### Work required
Rename "Rayon" to "Cotton" in the data between the lines holding "- product-price: ₹508: [77, 390, 114, 407]" and "- detail-row-fabric: Fabric: Rayon: [77, 660, 135, 670]", inclusive, and return only those lines with nothing else changed.

### Input material
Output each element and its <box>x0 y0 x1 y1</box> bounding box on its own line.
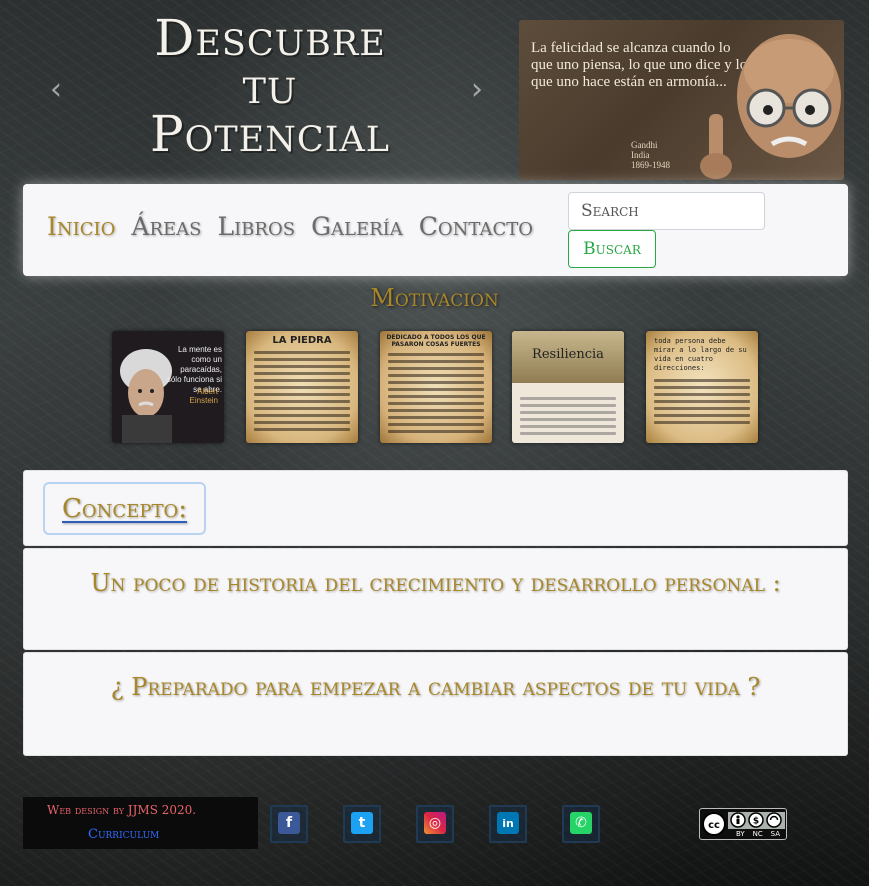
concept-button[interactable]: Concepto: <box>43 482 206 535</box>
nav-links: Inicio Áreas Libros Galería Contacto <box>47 212 533 241</box>
hero-title-line2: tu <box>242 57 298 115</box>
gallery-thumb-la-piedra[interactable]: LA PIEDRA <box>246 331 358 443</box>
design-credit: Web design by JJMS 2020. <box>47 803 197 817</box>
gandhi-quote-image: La felicidad se alcanza cuando lo que un… <box>519 20 844 180</box>
concept-card: Concepto: <box>23 470 848 546</box>
gallery-thumb-einstein[interactable]: La mente es como un paracaídas, sólo fun… <box>112 331 224 443</box>
nav-item-inicio[interactable]: Inicio <box>47 212 115 241</box>
quote-years: 1869-1948 <box>631 160 670 170</box>
hero-title-line1: Descubre <box>154 9 386 67</box>
quote-signature: Gandhi India 1869-1948 <box>631 140 670 170</box>
footer: Web design by JJMS 2020. Curriculum f t … <box>23 797 848 849</box>
ready-heading: ¿ Preparado para empezar a cambiar aspec… <box>110 673 761 701</box>
curriculum-link[interactable]: Curriculum <box>88 827 159 842</box>
nav-item-libros[interactable]: Libros <box>217 212 295 241</box>
einstein-author: Albert Einstein <box>189 387 218 405</box>
history-card: Un poco de historia del crecimiento y de… <box>23 548 848 650</box>
license-sa-label: SA <box>770 830 780 838</box>
thumb-title: LA PIEDRA <box>272 335 332 346</box>
license-nc-label: NC <box>752 830 763 838</box>
thumb-text-lines <box>654 379 750 428</box>
nav-item-areas[interactable]: Áreas <box>131 212 201 241</box>
instagram-link[interactable]: ◎ <box>416 805 454 843</box>
gallery-thumb-cuatro-direcciones[interactable]: toda persona debe mirar a lo largo de su… <box>646 331 758 443</box>
main-navbar: Inicio Áreas Libros Galería Contacto Bus… <box>23 184 848 276</box>
nav-item-contacto[interactable]: Contacto <box>419 212 533 241</box>
thumb-title: toda persona debe mirar a lo largo de su… <box>654 337 747 372</box>
facebook-link[interactable]: f <box>270 805 308 843</box>
whatsapp-icon: ✆ <box>570 812 592 834</box>
twitter-icon: t <box>351 812 373 834</box>
thumb-text-lines <box>520 397 616 439</box>
svg-text:$: $ <box>753 817 759 827</box>
search-input[interactable] <box>568 192 765 230</box>
thumb-text-lines <box>388 353 484 437</box>
gallery-thumb-resiliencia[interactable]: Resiliencia <box>512 331 624 443</box>
hero-title: Descubre tu Potencial <box>120 9 420 163</box>
footer-credits: Web design by JJMS 2020. Curriculum <box>23 797 258 849</box>
ready-card: ¿ Preparado para empezar a cambiar aspec… <box>23 652 848 756</box>
gallery-heading: Motivacion <box>370 284 499 312</box>
quote-origin: India <box>631 150 650 160</box>
gandhi-caricature-icon <box>700 34 841 179</box>
thumb-title: DEDICADO A TODOS LOS QUE PASARON COSAS F… <box>386 334 486 348</box>
license-by-label: BY <box>735 830 745 838</box>
search-button[interactable]: Buscar <box>568 230 656 268</box>
hero-title-line3: Potencial <box>150 105 390 163</box>
hero-carousel: ‹ Descubre tu Potencial › La felicidad s… <box>0 0 869 185</box>
twitter-link[interactable]: t <box>343 805 381 843</box>
facebook-icon: f <box>278 812 300 834</box>
thumb-title: Resiliencia <box>532 347 604 362</box>
nav-item-galeria[interactable]: Galería <box>311 212 403 241</box>
history-heading: Un poco de historia del crecimiento y de… <box>90 569 781 597</box>
whatsapp-link[interactable]: ✆ <box>562 805 600 843</box>
creative-commons-license-badge[interactable]: cc $ BY NC SA <box>699 808 787 840</box>
gallery-thumb-dedicado[interactable]: DEDICADO A TODOS LOS QUE PASARON COSAS F… <box>380 331 492 443</box>
quote-author: Gandhi <box>631 140 658 150</box>
carousel-prev-icon[interactable]: ‹ <box>50 72 62 107</box>
thumb-text-lines <box>254 351 350 435</box>
linkedin-link[interactable]: in <box>489 805 527 843</box>
linkedin-icon: in <box>497 812 519 834</box>
instagram-icon: ◎ <box>424 812 446 834</box>
svg-text:cc: cc <box>708 820 720 831</box>
license-labels: BY NC SA <box>732 830 784 838</box>
carousel-next-icon[interactable]: › <box>471 72 483 107</box>
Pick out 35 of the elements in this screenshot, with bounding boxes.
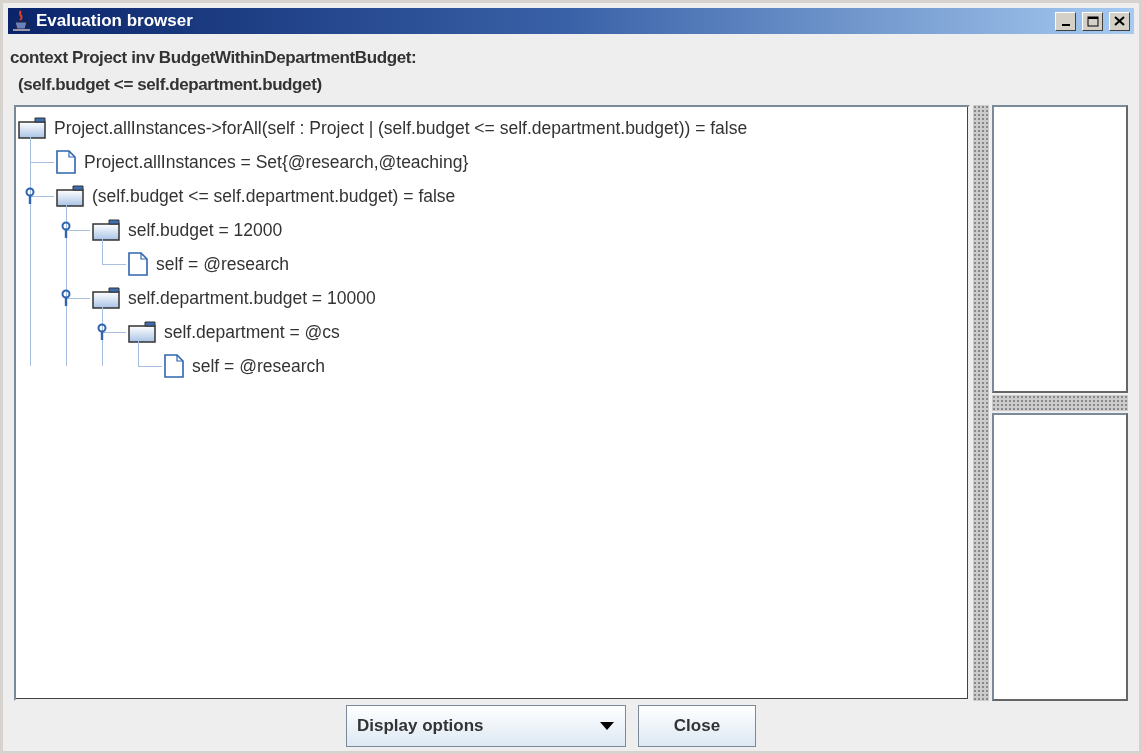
folder-icon: [56, 185, 84, 207]
document-icon: [56, 150, 76, 174]
constraint-text: (self.budget <= self.department.budget): [17, 75, 323, 95]
close-button[interactable]: Close: [638, 705, 756, 747]
folder-icon: [18, 117, 46, 139]
tree-node-label[interactable]: self.department = @cs: [164, 321, 340, 343]
coffee-cup-icon: [12, 10, 32, 32]
tree-node-label[interactable]: Project.allInstances->forAll(self : Project | (self.budget <= self.department.budget)) = false: [54, 117, 748, 139]
document-icon: [128, 252, 148, 276]
maximize-icon: [1086, 15, 1099, 27]
splitter-handle[interactable]: [973, 105, 989, 701]
expanded-handle-icon[interactable]: [60, 221, 72, 239]
caret-icon: [599, 721, 615, 731]
minimize-button[interactable]: [1055, 11, 1076, 31]
tree-node-label[interactable]: Project.allInstances = Set{@research,@teaching}: [84, 151, 469, 173]
folder-icon: [128, 321, 156, 343]
constraint-text: context Project inv BudgetWithinDepartmentBudget:: [10, 48, 418, 68]
close-icon: [1114, 16, 1125, 26]
expanded-handle-icon[interactable]: [24, 187, 36, 205]
minimize-icon: [1061, 24, 1070, 26]
tree-node-label[interactable]: (self.budget <= self.department.budget) = false: [92, 185, 456, 207]
display-options-dropdown[interactable]: Display options: [346, 705, 626, 747]
tree-node-label[interactable]: self = @research: [156, 253, 290, 275]
folder-icon: [92, 287, 120, 309]
expanded-handle-icon[interactable]: [60, 289, 72, 307]
close-window-button[interactable]: [1109, 11, 1130, 31]
splitter-handle[interactable]: [992, 395, 1128, 411]
folder-icon: [92, 219, 120, 241]
tree-node-label[interactable]: self = @research: [192, 355, 326, 377]
maximize-button[interactable]: [1082, 11, 1103, 31]
tree-node-label[interactable]: self.budget = 12000: [128, 219, 283, 241]
window-title: Evaluation browser: [36, 11, 193, 31]
expanded-handle-icon[interactable]: [96, 323, 108, 341]
tree-node-label[interactable]: self.department.budget = 10000: [128, 287, 376, 309]
document-icon: [164, 354, 184, 378]
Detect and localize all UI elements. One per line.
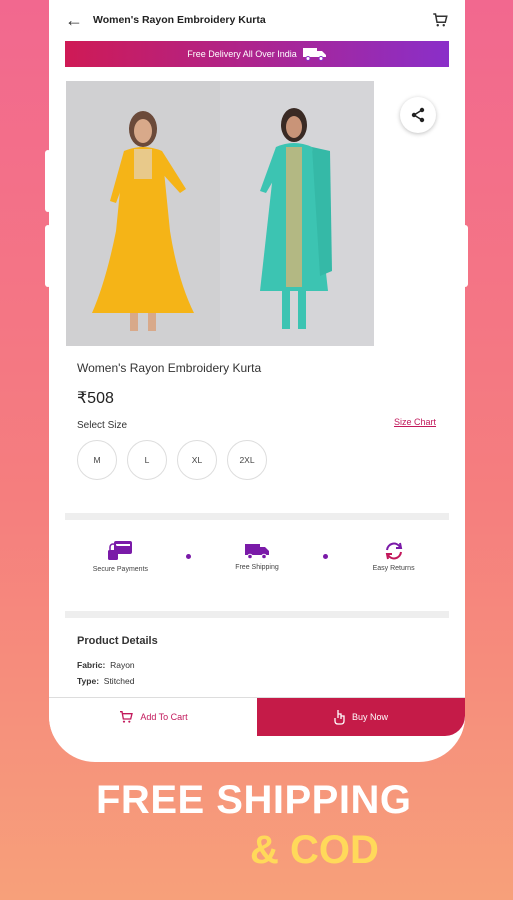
- product-price: ₹508: [77, 390, 114, 407]
- free-delivery-banner: Free Delivery All Over India: [65, 41, 449, 67]
- share-button[interactable]: [400, 97, 436, 133]
- add-to-cart-button[interactable]: Add To Cart: [49, 698, 257, 736]
- detail-row-type: Type: Stitched: [77, 676, 135, 686]
- product-image-green-kurta[interactable]: [220, 81, 374, 346]
- page-title: Women's Rayon Embroidery Kurta: [93, 14, 266, 26]
- share-icon: [411, 107, 425, 123]
- size-option-m[interactable]: M: [77, 440, 117, 480]
- separator-dot: [322, 554, 328, 559]
- detail-row-fabric: Fabric: Rayon: [77, 660, 135, 670]
- feature-label: Secure Payments: [92, 566, 149, 573]
- bottom-action-bar: Add To Cart Buy Now: [49, 697, 465, 736]
- top-bar: ← Women's Rayon Embroidery Kurta: [49, 0, 465, 40]
- section-divider: [65, 513, 449, 520]
- feature-free-shipping: Free Shipping: [212, 542, 302, 571]
- delivery-truck-icon: [244, 544, 269, 560]
- select-size-label: Select Size: [77, 420, 128, 431]
- product-image-yellow-kurta[interactable]: [66, 81, 220, 346]
- size-option-xl[interactable]: XL: [177, 440, 217, 480]
- cart-icon[interactable]: [431, 11, 449, 29]
- delivery-truck-icon: [302, 48, 326, 61]
- feature-strip: Secure Payments Free Shipping Easy Retur…: [65, 540, 449, 573]
- detail-key: Type:: [77, 676, 100, 686]
- detail-value: Rayon: [110, 660, 135, 670]
- tap-hand-icon: [334, 710, 345, 725]
- size-option-l[interactable]: L: [127, 440, 167, 480]
- back-arrow-icon[interactable]: ←: [65, 10, 83, 31]
- add-to-cart-label: Add To Cart: [140, 712, 188, 722]
- feature-easy-returns: Easy Returns: [349, 541, 439, 572]
- promo-subheadline: & COD: [250, 828, 379, 872]
- promo-headline: FREE SHIPPING: [96, 778, 412, 822]
- product-details-title: Product Details: [77, 635, 158, 647]
- size-chart-link[interactable]: Size Chart: [394, 417, 436, 427]
- size-options: M L XL 2XL: [77, 440, 267, 480]
- detail-value: Stitched: [103, 676, 135, 686]
- buy-now-label: Buy Now: [351, 712, 388, 722]
- product-name: Women's Rayon Embroidery Kurta: [77, 361, 262, 375]
- feature-secure-payments: Secure Payments: [75, 540, 165, 573]
- buy-now-button[interactable]: Buy Now: [257, 698, 465, 736]
- detail-key: Fabric:: [77, 660, 106, 670]
- size-option-2xl[interactable]: 2XL: [227, 440, 267, 480]
- feature-label: Easy Returns: [372, 565, 415, 572]
- product-image-gallery[interactable]: [66, 81, 374, 346]
- secure-payment-icon: [108, 541, 133, 560]
- separator-dot: [186, 554, 192, 559]
- cart-icon: [120, 711, 134, 723]
- banner-text: Free Delivery All Over India: [187, 49, 297, 59]
- feature-label: Free Shipping: [235, 564, 279, 571]
- phone-screen: ← Women's Rayon Embroidery Kurta Free De…: [49, 0, 465, 762]
- return-arrows-icon: [385, 542, 402, 560]
- section-divider: [65, 611, 449, 618]
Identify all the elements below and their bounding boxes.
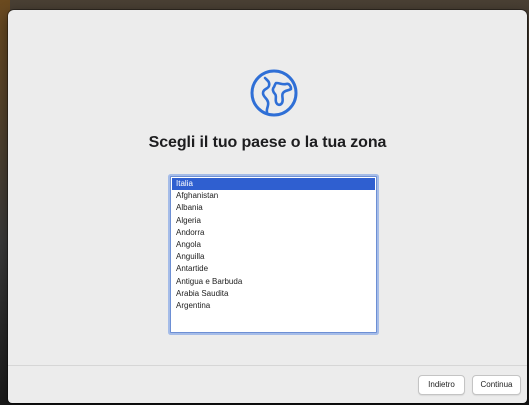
footer-divider xyxy=(8,365,527,366)
country-item[interactable]: Anguilla xyxy=(171,251,376,263)
country-item[interactable]: Arabia Saudita xyxy=(171,288,376,300)
country-item[interactable]: Andorra xyxy=(171,227,376,239)
country-item[interactable]: Argentina xyxy=(171,300,376,312)
country-item-selected[interactable]: Italia xyxy=(172,178,375,191)
country-item[interactable]: Afghanistan xyxy=(171,190,376,202)
back-button[interactable]: Indietro xyxy=(418,375,465,395)
country-item[interactable]: Antigua e Barbuda xyxy=(171,276,376,288)
country-item[interactable]: Antartide xyxy=(171,263,376,275)
country-item[interactable]: Albania xyxy=(171,202,376,214)
continue-button[interactable]: Continua xyxy=(472,375,521,395)
globe-icon xyxy=(248,67,300,119)
setup-assistant-window: Scegli il tuo paese o la tua zona Italia… xyxy=(8,10,527,403)
page-title: Scegli il tuo paese o la tua zona xyxy=(148,134,387,151)
country-list[interactable]: Italia Afghanistan Albania Algeria Andorra An… xyxy=(170,176,377,333)
country-item[interactable]: Algeria xyxy=(171,215,376,227)
country-item[interactable]: Angola xyxy=(171,239,376,251)
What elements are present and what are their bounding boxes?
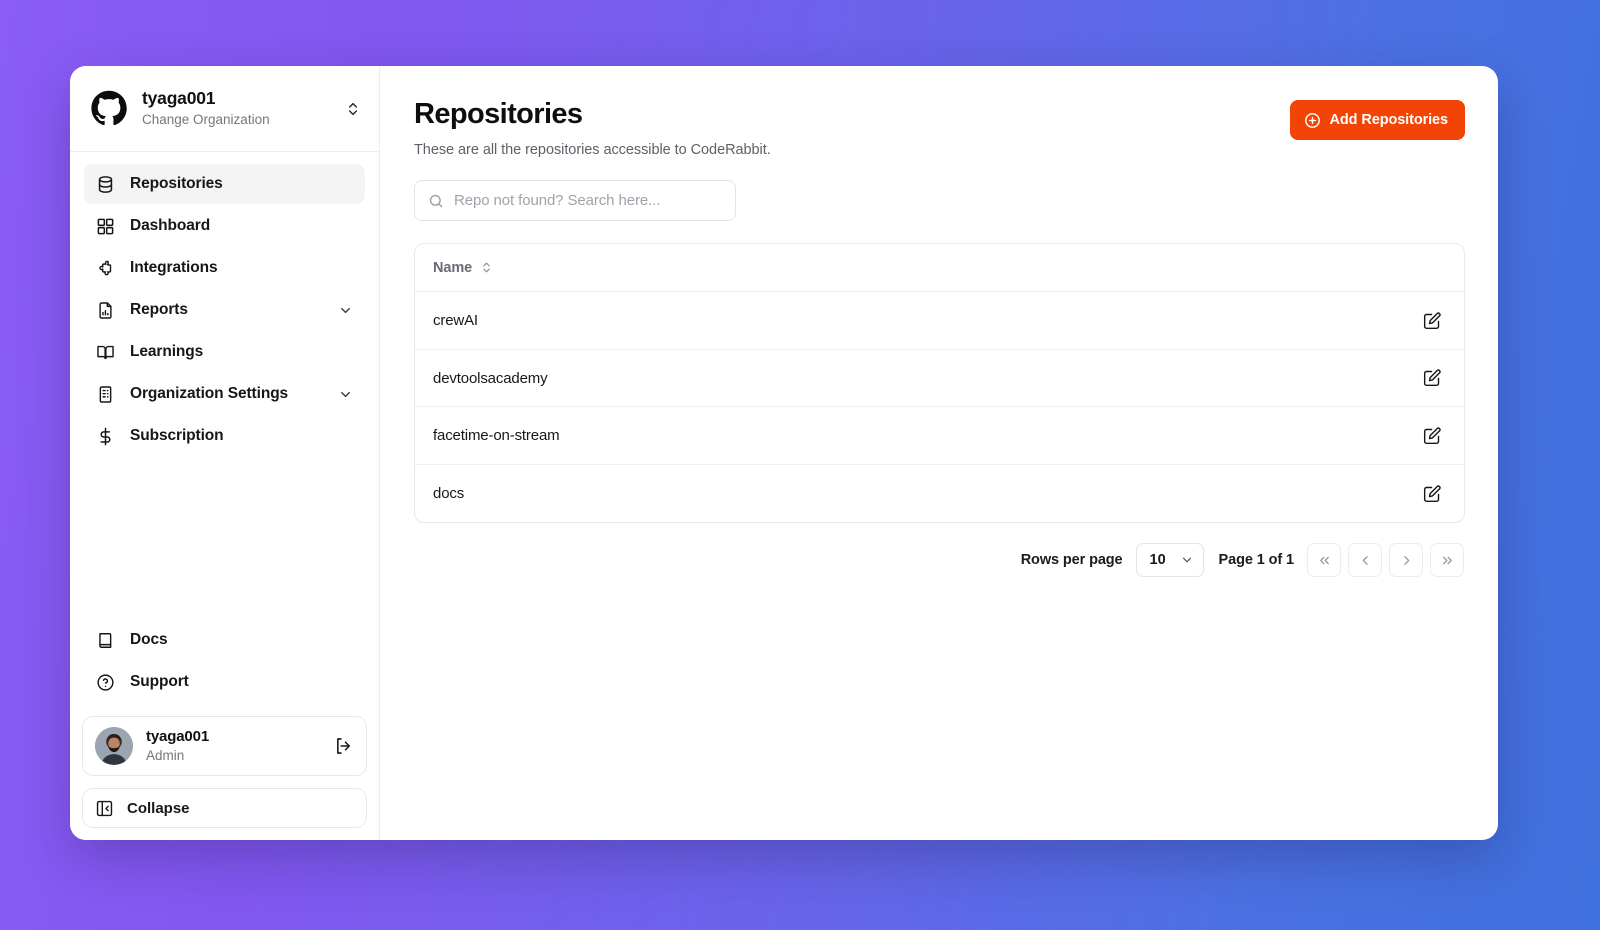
repo-name: devtoolsacademy <box>433 369 548 387</box>
pagination-bar: Rows per page 10 Page 1 of 1 <box>414 543 1465 578</box>
sidebar-item-dashboard[interactable]: Dashboard <box>84 206 365 246</box>
user-account-card[interactable]: tyaga001 Admin <box>82 716 367 776</box>
sidebar-item-label: Dashboard <box>130 217 211 235</box>
first-page-button[interactable] <box>1307 543 1341 578</box>
sidebar-item-label: Support <box>130 673 189 690</box>
page-header-text: Repositories These are all the repositor… <box>414 98 771 158</box>
sidebar-item-label: Organization Settings <box>130 385 289 403</box>
main-content: Repositories These are all the repositor… <box>380 66 1498 840</box>
chevrons-up-down-icon <box>345 99 361 119</box>
sidebar-item-label: Subscription <box>130 427 224 445</box>
add-repositories-label: Add Repositories <box>1329 112 1449 128</box>
chevrons-up-down-icon <box>480 260 493 275</box>
rows-per-page-value: 10 <box>1149 552 1166 569</box>
add-repositories-button[interactable]: Add Repositories <box>1289 100 1465 140</box>
user-meta: tyaga001 Admin <box>146 728 319 764</box>
page-header: Repositories These are all the repositor… <box>414 98 1465 158</box>
sidebar-item-label: Integrations <box>130 259 218 277</box>
org-name: tyaga001 <box>142 88 216 108</box>
sidebar-item-reports[interactable]: Reports <box>84 290 365 330</box>
repo-name: docs <box>433 485 465 503</box>
help-circle-icon <box>96 673 115 692</box>
chevron-down-icon[interactable] <box>338 303 353 318</box>
repo-name: facetime-on-stream <box>433 427 560 445</box>
rows-per-page-select[interactable]: 10 <box>1135 543 1204 578</box>
building-icon <box>96 385 115 404</box>
table-header-row: Name <box>415 244 1464 293</box>
table-row[interactable]: devtoolsacademy <box>415 350 1464 408</box>
dollar-icon <box>96 427 115 446</box>
book-icon <box>96 631 115 650</box>
panel-left-close-icon <box>95 799 114 818</box>
pagination-buttons <box>1307 543 1464 578</box>
search-input[interactable] <box>454 192 722 210</box>
repositories-table: Name crewAI devtoolsacademy facetime-on-… <box>414 243 1465 524</box>
database-icon <box>96 175 115 194</box>
sidebar-item-label: Docs <box>130 631 168 648</box>
square-pen-icon[interactable] <box>1421 483 1442 504</box>
sidebar-item-label: Reports <box>130 301 188 319</box>
repo-search-box[interactable] <box>414 180 736 222</box>
sidebar-item-label: Repositories <box>130 175 223 193</box>
last-page-button[interactable] <box>1430 543 1464 578</box>
page-subtitle: These are all the repositories accessibl… <box>414 142 771 159</box>
org-change-organization-label: Change Organization <box>142 111 270 127</box>
page-title: Repositories <box>414 98 583 130</box>
next-page-button[interactable] <box>1389 543 1423 578</box>
page-status: Page 1 of 1 <box>1218 552 1295 569</box>
plus-circle-icon <box>1304 112 1321 129</box>
sidebar-item-repositories[interactable]: Repositories <box>84 164 365 205</box>
sidebar-item-docs[interactable]: Docs <box>84 620 365 660</box>
collapse-label: Collapse <box>127 799 190 817</box>
sidebar-item-subscription[interactable]: Subscription <box>84 416 365 456</box>
sidebar-bottom-nav: Docs Support <box>70 620 379 702</box>
column-header-name[interactable]: Name <box>433 260 493 276</box>
search-icon <box>428 193 444 209</box>
chevron-down-icon[interactable] <box>338 387 353 402</box>
square-pen-icon[interactable] <box>1421 368 1442 389</box>
org-text: tyaga001 Change Organization <box>142 88 331 129</box>
sidebar-item-support[interactable]: Support <box>84 662 365 702</box>
repo-name: crewAI <box>433 312 478 330</box>
square-pen-icon[interactable] <box>1421 425 1442 446</box>
book-open-icon <box>96 343 115 362</box>
rows-per-page-label: Rows per page <box>1020 552 1123 569</box>
table-row[interactable]: docs <box>415 465 1464 523</box>
square-pen-icon[interactable] <box>1421 310 1442 331</box>
github-icon <box>90 90 128 128</box>
collapse-sidebar-button[interactable]: Collapse <box>82 788 367 828</box>
org-switcher[interactable]: tyaga001 Change Organization <box>70 66 379 153</box>
sidebar-item-organization-settings[interactable]: Organization Settings <box>84 374 365 414</box>
table-row[interactable]: facetime-on-stream <box>415 407 1464 465</box>
avatar <box>95 727 133 765</box>
puzzle-icon <box>96 259 115 278</box>
sidebar-item-integrations[interactable]: Integrations <box>84 248 365 288</box>
grid-icon <box>96 217 115 236</box>
sidebar-item-label: Learnings <box>130 343 204 361</box>
log-out-icon[interactable] <box>332 735 354 757</box>
user-role: Admin <box>146 747 185 763</box>
app-window: tyaga001 Change Organization Repositorie… <box>70 66 1498 840</box>
table-row[interactable]: crewAI <box>415 292 1464 350</box>
file-chart-icon <box>96 301 115 320</box>
sidebar: tyaga001 Change Organization Repositorie… <box>70 66 380 840</box>
sidebar-item-learnings[interactable]: Learnings <box>84 332 365 372</box>
chevron-down-icon <box>1180 553 1194 567</box>
user-name: tyaga001 <box>146 727 210 745</box>
column-header-label: Name <box>433 259 473 276</box>
sidebar-nav: Repositories Dashboard Integrations Repo… <box>70 152 379 456</box>
previous-page-button[interactable] <box>1348 543 1382 578</box>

### Result below
- product-price: ₹508: [77, 390, 114, 407]
- free-delivery-banner: Free Delivery All Over India: [65, 41, 449, 67]
- share-button[interactable]: [400, 97, 436, 133]
- add-to-cart-button[interactable]: Add To Cart: [49, 698, 257, 736]
- detail-row-type: Type: Stitched: [77, 676, 135, 686]
- product-image-green-kurta[interactable]: [220, 81, 374, 346]
- page-title: Women's Cotton Embroidery Kurta: [93, 14, 266, 26]
- share-icon: [411, 107, 425, 123]
- size-option-m[interactable]: M: [77, 440, 117, 480]
- separator-dot: [322, 554, 328, 559]
- detail-row-fabric: Fabric: Cotton: [77, 660, 135, 670]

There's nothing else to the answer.